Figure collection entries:
====================

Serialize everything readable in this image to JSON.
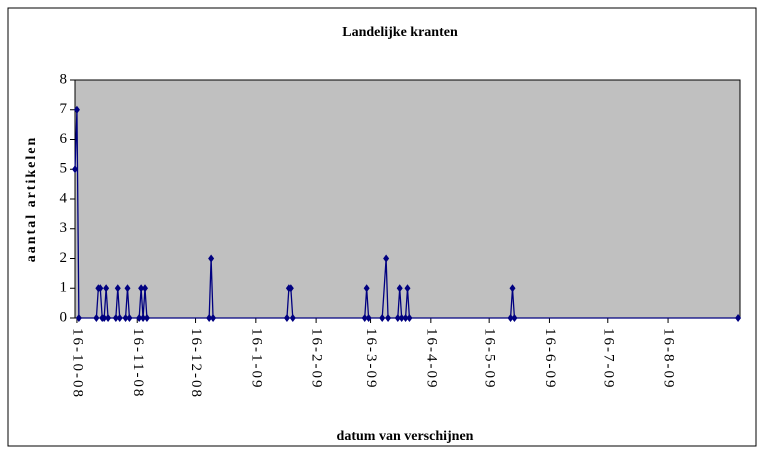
{
  "chart_data": {
    "type": "line",
    "title": "Landelijke kranten",
    "x_label": "datum van verschijnen",
    "y_label": "aantal artikelen",
    "x": [
      "2008-10-15",
      "2008-10-16",
      "2008-10-17",
      "2008-10-26",
      "2008-10-27",
      "2008-10-28",
      "2008-10-29",
      "2008-10-30",
      "2008-10-31",
      "2008-11-01",
      "2008-11-05",
      "2008-11-06",
      "2008-11-07",
      "2008-11-10",
      "2008-11-11",
      "2008-11-12",
      "2008-11-17",
      "2008-11-18",
      "2008-11-19",
      "2008-11-20",
      "2008-11-21",
      "2008-12-23",
      "2008-12-24",
      "2008-12-25",
      "2009-02-01",
      "2009-02-02",
      "2009-02-03",
      "2009-02-04",
      "2009-03-13",
      "2009-03-14",
      "2009-03-15",
      "2009-03-22",
      "2009-03-24",
      "2009-03-25",
      "2009-03-30",
      "2009-03-31",
      "2009-04-01",
      "2009-04-03",
      "2009-04-04",
      "2009-04-05",
      "2009-05-27",
      "2009-05-28",
      "2009-05-29",
      "2009-09-21"
    ],
    "values": [
      5,
      7,
      0,
      0,
      1,
      1,
      0,
      0,
      1,
      0,
      0,
      1,
      0,
      0,
      1,
      0,
      0,
      1,
      0,
      1,
      0,
      0,
      2,
      0,
      0,
      1,
      1,
      0,
      0,
      1,
      0,
      0,
      2,
      0,
      0,
      1,
      0,
      0,
      1,
      0,
      0,
      1,
      0,
      0
    ],
    "color": "#000080",
    "xlim": [
      "2008-10-15",
      "2009-09-22"
    ],
    "xticks": [
      {
        "value": "2008-10-16",
        "label": "16-10-08"
      },
      {
        "value": "2008-11-16",
        "label": "16-11-08"
      },
      {
        "value": "2008-12-16",
        "label": "16-12-08"
      },
      {
        "value": "2009-01-16",
        "label": "16-1-09"
      },
      {
        "value": "2009-02-16",
        "label": "16-2-09"
      },
      {
        "value": "2009-03-16",
        "label": "16-3-09"
      },
      {
        "value": "2009-04-16",
        "label": "16-4-09"
      },
      {
        "value": "2009-05-16",
        "label": "16-5-09"
      },
      {
        "value": "2009-06-16",
        "label": "16-6-09"
      },
      {
        "value": "2009-07-16",
        "label": "16-7-09"
      },
      {
        "value": "2009-08-16",
        "label": "16-8-09"
      }
    ],
    "ylim": [
      0,
      8
    ],
    "yticks": [
      0,
      1,
      2,
      3,
      4,
      5,
      6,
      7,
      8
    ],
    "grid": false
  }
}
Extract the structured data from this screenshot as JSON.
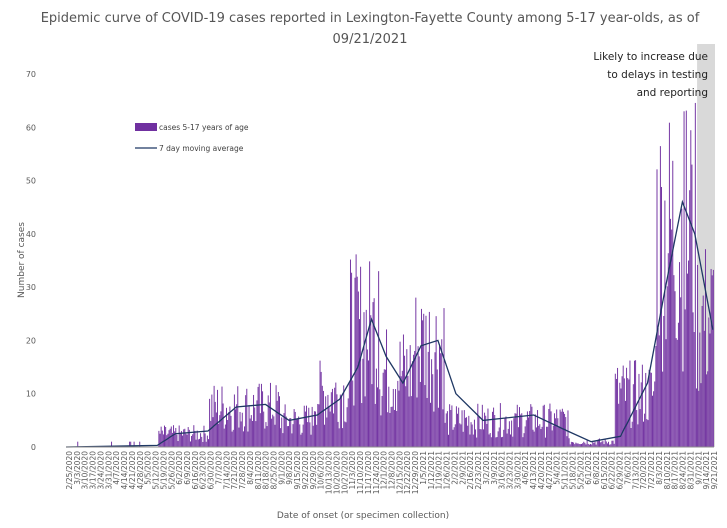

====================

YOUR TASK: Using the records above, retype everything exactly except the pictures.

WRITTEN RESPONSE:
Serialize everything readable in this image to JSON.
{
  "chart_data": {
    "type": "line",
    "title": "Landelijke kranten",
    "x_label": "datum van verschijnen",
    "y_label": "aantal artikelen",
    "x": [
      "2008-10-15",
      "2008-10-16",
      "2008-10-17",
      "2008-10-26",
      "2008-10-27",
      "2008-10-28",
      "2008-10-29",
      "2008-10-30",
      "2008-10-31",
      "2008-11-01",
      "2008-11-05",
      "2008-11-06",
      "2008-11-07",
      "2008-11-10",
      "2008-11-11",
      "2008-11-12",
      "2008-11-17",
      "2008-11-18",
      "2008-11-19",
      "2008-11-20",
      "2008-11-21",
      "2008-12-23",
      "2008-12-24",
      "2008-12-25",
      "2009-02-01",
      "2009-02-02",
      "2009-02-03",
      "2009-02-04",
      "2009-03-13",
      "2009-03-14",
      "2009-03-15",
      "2009-03-22",
      "2009-03-24",
      "2009-03-25",
      "2009-03-30",
      "2009-03-31",
      "2009-04-01",
      "2009-04-03",
      "2009-04-04",
      "2009-04-05",
      "2009-05-27",
      "2009-05-28",
      "2009-05-29",
      "2009-09-21"
    ],
    "values": [
      5,
      7,
      0,
      0,
      1,
      1,
      0,
      0,
      1,
      0,
      0,
      1,
      0,
      0,
      1,
      0,
      0,
      1,
      0,
      1,
      0,
      0,
      2,
      0,
      0,
      1,
      1,
      0,
      0,
      1,
      0,
      0,
      2,
      0,
      0,
      1,
      0,
      0,
      1,
      0,
      0,
      1,
      0,
      0
    ],
    "color": "#000080",
    "xlim": [
      "2008-10-15",
      "2009-09-22"
    ],
    "xticks": [
      {
        "value": "2008-10-16",
        "label": "16-10-08"
      },
      {
        "value": "2008-11-16",
        "label": "16-11-08"
      },
      {
        "value": "2008-12-16",
        "label": "16-12-08"
      },
      {
        "value": "2009-01-16",
        "label": "16-1-09"
      },
      {
        "value": "2009-02-16",
        "label": "16-2-09"
      },
      {
        "value": "2009-03-16",
        "label": "16-3-09"
      },
      {
        "value": "2009-04-16",
        "label": "16-4-09"
      },
      {
        "value": "2009-05-16",
        "label": "16-5-09"
      },
      {
        "value": "2009-06-16",
        "label": "16-6-09"
      },
      {
        "value": "2009-07-16",
        "label": "16-7-09"
      },
      {
        "value": "2009-08-16",
        "label": "16-8-09"
      }
    ],
    "ylim": [
      0,
      8
    ],
    "yticks": [
      0,
      1,
      2,
      3,
      4,
      5,
      6,
      7,
      8
    ],
    "grid": false
  }
}
Extract the structured data from this screenshot as JSON.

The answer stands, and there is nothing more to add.